Stated problem: Take each line containing the word "watermark" and copy it.

Figure dataset records:
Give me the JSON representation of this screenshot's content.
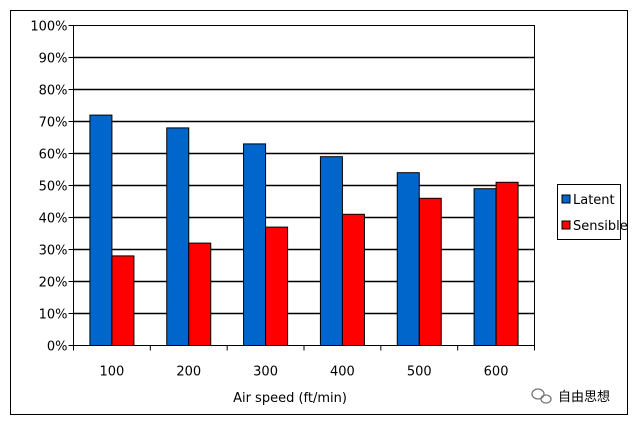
{
  "chart_data": {
    "type": "bar",
    "title": "",
    "xlabel": "Air speed (ft/min)",
    "ylabel": "",
    "categories": [
      "100",
      "200",
      "300",
      "400",
      "500",
      "600"
    ],
    "y_tick_labels": [
      "0%",
      "10%",
      "20%",
      "30%",
      "40%",
      "50%",
      "60%",
      "70%",
      "80%",
      "90%",
      "100%"
    ],
    "ylim": [
      0,
      100
    ],
    "y_unit": "percent",
    "grid": true,
    "legend_position": "right",
    "series": [
      {
        "name": "Latent",
        "values": [
          72,
          68,
          63,
          59,
          54,
          49
        ],
        "color": "#0066cc"
      },
      {
        "name": "Sensible",
        "values": [
          28,
          32,
          37,
          41,
          46,
          51
        ],
        "color": "#ff0000"
      }
    ]
  },
  "watermark": {
    "text": "自由思想",
    "icon": "wechat-like-icon"
  }
}
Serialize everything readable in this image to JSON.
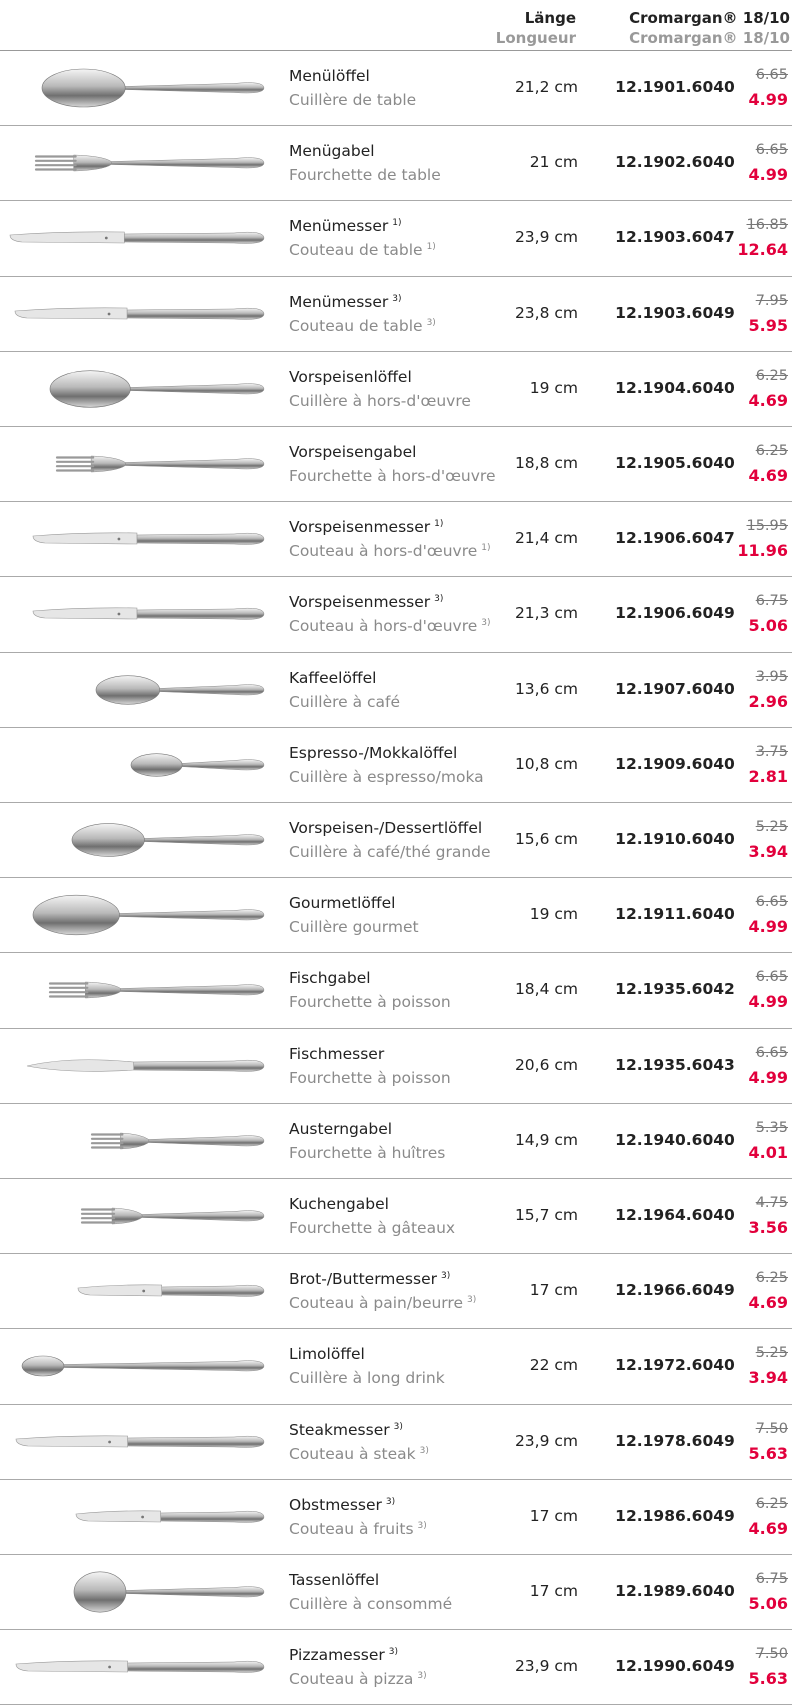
{
  "header": {
    "length_de": "Länge",
    "length_fr": "Longueur",
    "material_de": "Cromargan® 18/10",
    "material_fr": "Cromargan® 18/10"
  },
  "rows": [
    {
      "name_de": "Menülöffel",
      "name_fr": "Cuillère de table",
      "length": "21,2 cm",
      "article": "12.1901.6040",
      "old_price": "6.65",
      "price": "4.99"
    },
    {
      "name_de": "Menügabel",
      "name_fr": "Fourchette de table",
      "length": "21 cm",
      "article": "12.1902.6040",
      "old_price": "6.65",
      "price": "4.99"
    },
    {
      "name_de": "Menümesser",
      "note": "1)",
      "name_fr": "Couteau de table",
      "length": "23,9 cm",
      "article": "12.1903.6047",
      "old_price": "16.85",
      "price": "12.64"
    },
    {
      "name_de": "Menümesser",
      "note": "3)",
      "name_fr": "Couteau de table",
      "length": "23,8 cm",
      "article": "12.1903.6049",
      "old_price": "7.95",
      "price": "5.95"
    },
    {
      "name_de": "Vorspeisenlöffel",
      "name_fr": "Cuillère à hors-d'œuvre",
      "length": "19 cm",
      "article": "12.1904.6040",
      "old_price": "6.25",
      "price": "4.69"
    },
    {
      "name_de": "Vorspeisengabel",
      "name_fr": "Fourchette à hors-d'œuvre",
      "length": "18,8 cm",
      "article": "12.1905.6040",
      "old_price": "6.25",
      "price": "4.69"
    },
    {
      "name_de": "Vorspeisenmesser",
      "note": "1)",
      "name_fr": "Couteau à hors-d'œuvre",
      "length": "21,4 cm",
      "article": "12.1906.6047",
      "old_price": "15.95",
      "price": "11.96"
    },
    {
      "name_de": "Vorspeisenmesser",
      "note": "3)",
      "name_fr": "Couteau à hors-d'œuvre",
      "length": "21,3 cm",
      "article": "12.1906.6049",
      "old_price": "6.75",
      "price": "5.06"
    },
    {
      "name_de": "Kaffeelöffel",
      "name_fr": "Cuillère à café",
      "length": "13,6 cm",
      "article": "12.1907.6040",
      "old_price": "3.95",
      "price": "2.96"
    },
    {
      "name_de": "Espresso-/Mokkalöffel",
      "name_fr": "Cuillère à espresso/moka",
      "length": "10,8 cm",
      "article": "12.1909.6040",
      "old_price": "3.75",
      "price": "2.81"
    },
    {
      "name_de": "Vorspeisen-/Dessertlöffel",
      "name_fr": "Cuillère à café/thé grande",
      "length": "15,6 cm",
      "article": "12.1910.6040",
      "old_price": "5.25",
      "price": "3.94"
    },
    {
      "name_de": "Gourmetlöffel",
      "name_fr": "Cuillère gourmet",
      "length": "19 cm",
      "article": "12.1911.6040",
      "old_price": "6.65",
      "price": "4.99"
    },
    {
      "name_de": "Fischgabel",
      "name_fr": "Fourchette à poisson",
      "length": "18,4 cm",
      "article": "12.1935.6042",
      "old_price": "6.65",
      "price": "4.99"
    },
    {
      "name_de": "Fischmesser",
      "name_fr": "Fourchette à poisson",
      "length": "20,6 cm",
      "article": "12.1935.6043",
      "old_price": "6.65",
      "price": "4.99"
    },
    {
      "name_de": "Austerngabel",
      "name_fr": "Fourchette à huîtres",
      "length": "14,9 cm",
      "article": "12.1940.6040",
      "old_price": "5.35",
      "price": "4.01"
    },
    {
      "name_de": "Kuchengabel",
      "name_fr": "Fourchette à gâteaux",
      "length": "15,7 cm",
      "article": "12.1964.6040",
      "old_price": "4.75",
      "price": "3.56"
    },
    {
      "name_de": "Brot-/Buttermesser",
      "note": "3)",
      "name_fr": "Couteau à pain/beurre",
      "length": "17 cm",
      "article": "12.1966.6049",
      "old_price": "6.25",
      "price": "4.69"
    },
    {
      "name_de": "Limolöffel",
      "name_fr": "Cuillère à long drink",
      "length": "22 cm",
      "article": "12.1972.6040",
      "old_price": "5.25",
      "price": "3.94"
    },
    {
      "name_de": "Steakmesser",
      "note": "3)",
      "name_fr": "Couteau à steak",
      "length": "23,9 cm",
      "article": "12.1978.6049",
      "old_price": "7.50",
      "price": "5.63"
    },
    {
      "name_de": "Obstmesser",
      "note": "3)",
      "name_fr": "Couteau à fruits",
      "length": "17 cm",
      "article": "12.1986.6049",
      "old_price": "6.25",
      "price": "4.69"
    },
    {
      "name_de": "Tassenlöffel",
      "name_fr": "Cuillère à consommé",
      "length": "17 cm",
      "article": "12.1989.6040",
      "old_price": "6.75",
      "price": "5.06"
    },
    {
      "name_de": "Pizzamesser",
      "note": "3)",
      "name_fr": "Couteau à pizza",
      "length": "23,9 cm",
      "article": "12.1990.6049",
      "old_price": "7.50",
      "price": "5.63"
    }
  ]
}
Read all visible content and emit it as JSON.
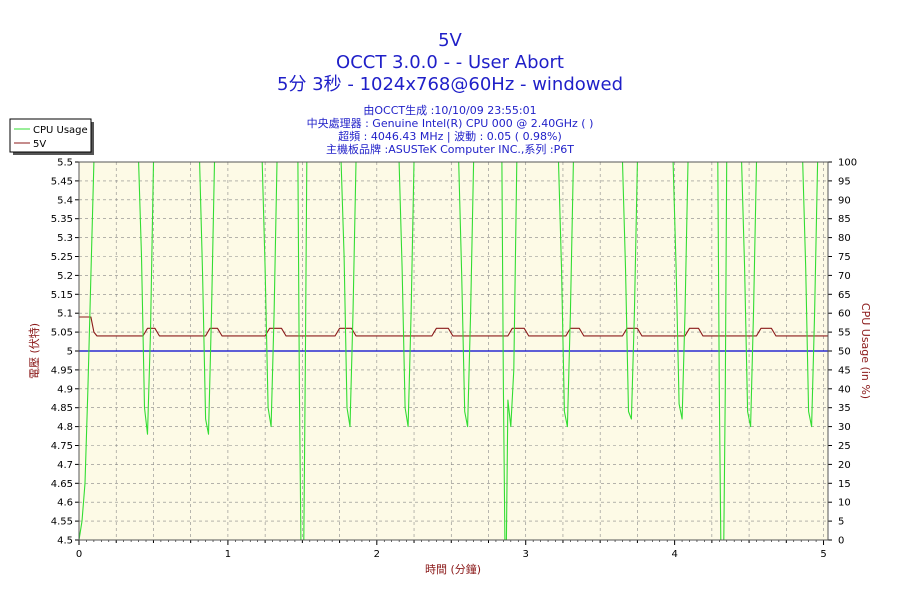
{
  "titles": {
    "line1": "5V",
    "line2": "OCCT 3.0.0 -  - User Abort",
    "line3": "5分 3秒 - 1024x768@60Hz - windowed"
  },
  "info": {
    "line1": "由OCCT生成 :10/10/09 23:55:01",
    "line2": "中央處理器 : Genuine Intel(R) CPU 000 @ 2.40GHz (  )",
    "line3": "超頻 : 4046.43 MHz | 波動 : 0.05 ( 0.98%)",
    "line4": "主機板品牌 :ASUSTeK Computer INC.,系列 :P6T"
  },
  "legend": {
    "cpu": "CPU Usage",
    "v5": "5V"
  },
  "colors": {
    "cpu": "#33dd33",
    "v5": "#8b1a1a",
    "ref": "#0000cc",
    "plot_bg": "#fdfae6",
    "grid": "#888888"
  },
  "chart_data": {
    "type": "line",
    "title": "5V",
    "xlabel": "時間 (分鐘)",
    "ylabel_left": "電壓 (伏特)",
    "ylabel_right": "CPU Usage (in %)",
    "xlim": [
      0,
      5.03
    ],
    "ylim_left": [
      4.5,
      5.5
    ],
    "ylim_right": [
      0,
      100
    ],
    "x_ticks": [
      0,
      1,
      2,
      3,
      4,
      5
    ],
    "y_left_ticks": [
      "4.5",
      "4.55",
      "4.6",
      "4.65",
      "4.7",
      "4.75",
      "4.8",
      "4.85",
      "4.9",
      "4.95",
      "5",
      "5.05",
      "5.1",
      "5.15",
      "5.2",
      "5.25",
      "5.3",
      "5.35",
      "5.4",
      "5.45",
      "5.5"
    ],
    "y_right_ticks": [
      "0",
      "5",
      "10",
      "15",
      "20",
      "25",
      "30",
      "35",
      "40",
      "45",
      "50",
      "55",
      "60",
      "65",
      "70",
      "75",
      "80",
      "85",
      "90",
      "95",
      "100"
    ],
    "grid": true,
    "legend_position": "top-left",
    "reference_line_left": 5.0,
    "series": [
      {
        "name": "5V",
        "axis": "left",
        "x": [
          0,
          0.08,
          0.1,
          0.12,
          0.43,
          0.46,
          0.51,
          0.54,
          0.85,
          0.88,
          0.93,
          0.96,
          1.25,
          1.28,
          1.36,
          1.39,
          1.72,
          1.75,
          1.83,
          1.86,
          2.37,
          2.4,
          2.48,
          2.51,
          2.88,
          2.91,
          2.99,
          3.02,
          3.27,
          3.3,
          3.36,
          3.39,
          3.65,
          3.68,
          3.75,
          3.78,
          4.07,
          4.1,
          4.16,
          4.19,
          4.55,
          4.58,
          4.65,
          4.68,
          5.03
        ],
        "values": [
          5.09,
          5.09,
          5.05,
          5.04,
          5.04,
          5.06,
          5.06,
          5.04,
          5.04,
          5.06,
          5.06,
          5.04,
          5.04,
          5.06,
          5.06,
          5.04,
          5.04,
          5.06,
          5.06,
          5.04,
          5.04,
          5.06,
          5.06,
          5.04,
          5.04,
          5.06,
          5.06,
          5.04,
          5.04,
          5.06,
          5.06,
          5.04,
          5.04,
          5.06,
          5.06,
          5.04,
          5.04,
          5.06,
          5.06,
          5.04,
          5.04,
          5.06,
          5.06,
          5.04,
          5.04
        ]
      },
      {
        "name": "CPU Usage",
        "axis": "right",
        "x": [
          0,
          0.02,
          0.04,
          0.06,
          0.08,
          0.1,
          0.11,
          0.4,
          0.42,
          0.44,
          0.46,
          0.48,
          0.5,
          0.81,
          0.83,
          0.85,
          0.87,
          0.89,
          0.91,
          1.23,
          1.25,
          1.27,
          1.29,
          1.31,
          1.33,
          1.47,
          1.48,
          1.49,
          1.5,
          1.51,
          1.52,
          1.53,
          1.76,
          1.78,
          1.8,
          1.82,
          1.84,
          1.86,
          2.15,
          2.17,
          2.19,
          2.21,
          2.23,
          2.25,
          2.55,
          2.57,
          2.59,
          2.61,
          2.63,
          2.65,
          2.84,
          2.85,
          2.86,
          2.87,
          2.88,
          2.9,
          2.92,
          2.94,
          3.22,
          3.24,
          3.26,
          3.28,
          3.3,
          3.32,
          3.65,
          3.67,
          3.69,
          3.71,
          3.73,
          3.75,
          3.99,
          4.01,
          4.03,
          4.05,
          4.07,
          4.09,
          4.29,
          4.3,
          4.31,
          4.32,
          4.33,
          4.34,
          4.35,
          4.45,
          4.47,
          4.49,
          4.51,
          4.53,
          4.55,
          4.86,
          4.88,
          4.9,
          4.92,
          4.94,
          4.96,
          5.0,
          5.03
        ],
        "values": [
          0,
          5,
          15,
          40,
          70,
          100,
          100,
          100,
          75,
          35,
          28,
          55,
          100,
          100,
          70,
          32,
          28,
          60,
          100,
          100,
          72,
          35,
          30,
          60,
          100,
          100,
          40,
          0,
          0,
          0,
          45,
          100,
          100,
          75,
          35,
          30,
          60,
          100,
          100,
          72,
          35,
          30,
          60,
          100,
          100,
          70,
          34,
          30,
          60,
          100,
          100,
          40,
          0,
          0,
          37,
          30,
          45,
          100,
          100,
          72,
          34,
          30,
          60,
          100,
          100,
          72,
          34,
          32,
          60,
          100,
          100,
          72,
          36,
          32,
          60,
          100,
          100,
          40,
          0,
          0,
          0,
          40,
          100,
          100,
          72,
          34,
          30,
          60,
          100,
          100,
          72,
          34,
          30,
          60,
          100,
          100,
          100
        ]
      }
    ]
  }
}
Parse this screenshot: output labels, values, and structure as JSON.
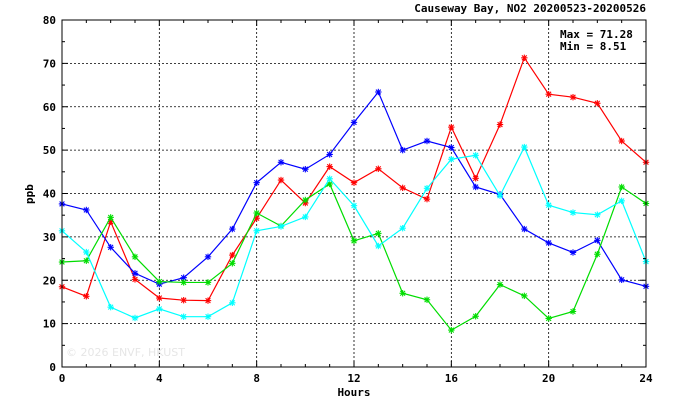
{
  "chart_data": {
    "type": "line",
    "title": "Causeway Bay, NO2 20200523-20200526",
    "xlabel": "Hours",
    "ylabel": "ppb",
    "xlim": [
      0,
      24
    ],
    "ylim": [
      0,
      80
    ],
    "xticks": [
      0,
      4,
      8,
      12,
      16,
      20,
      24
    ],
    "yticks": [
      0,
      10,
      20,
      30,
      40,
      50,
      60,
      70,
      80
    ],
    "grid": true,
    "x": [
      0,
      1,
      2,
      3,
      4,
      5,
      6,
      7,
      8,
      9,
      10,
      11,
      12,
      13,
      14,
      15,
      16,
      17,
      18,
      19,
      20,
      21,
      22,
      23,
      24
    ],
    "series": [
      {
        "color": "#ff0000",
        "values": [
          18.5,
          16.3,
          33.5,
          20.2,
          15.9,
          15.4,
          15.3,
          25.8,
          34.3,
          43.1,
          37.8,
          46.2,
          42.5,
          45.7,
          41.3,
          38.7,
          55.3,
          43.5,
          55.9,
          71.28,
          62.9,
          62.2,
          60.8,
          52.1,
          47.2
        ]
      },
      {
        "color": "#0000ff",
        "values": [
          37.6,
          36.2,
          27.6,
          21.6,
          19.1,
          20.6,
          25.4,
          31.8,
          42.5,
          47.2,
          45.6,
          49.0,
          56.4,
          63.4,
          50.0,
          52.1,
          50.6,
          41.5,
          39.8,
          31.8,
          28.6,
          26.4,
          29.2,
          20.1,
          18.6
        ]
      },
      {
        "color": "#00dd00",
        "values": [
          24.2,
          24.5,
          34.5,
          25.4,
          19.7,
          19.5,
          19.5,
          23.9,
          35.5,
          32.5,
          38.5,
          42.2,
          29.1,
          30.8,
          17.0,
          15.5,
          8.51,
          11.7,
          19.0,
          16.4,
          11.2,
          12.8,
          26.0,
          41.5,
          37.7
        ]
      },
      {
        "color": "#00ffff",
        "values": [
          31.4,
          26.5,
          13.8,
          11.3,
          13.4,
          11.6,
          11.6,
          14.8,
          31.4,
          32.4,
          34.6,
          43.4,
          37.2,
          27.9,
          32.0,
          41.2,
          47.9,
          48.8,
          39.5,
          50.7,
          37.3,
          35.6,
          35.1,
          38.3,
          24.3
        ]
      }
    ],
    "annotations": {
      "max_label": "Max = 71.28",
      "min_label": "Min =  8.51",
      "watermark": "© 2026  ENVF, HKUST"
    }
  }
}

Result of this exercise:
  "watermark": {
      "watermark": "© 2026  ENVF, HKUST"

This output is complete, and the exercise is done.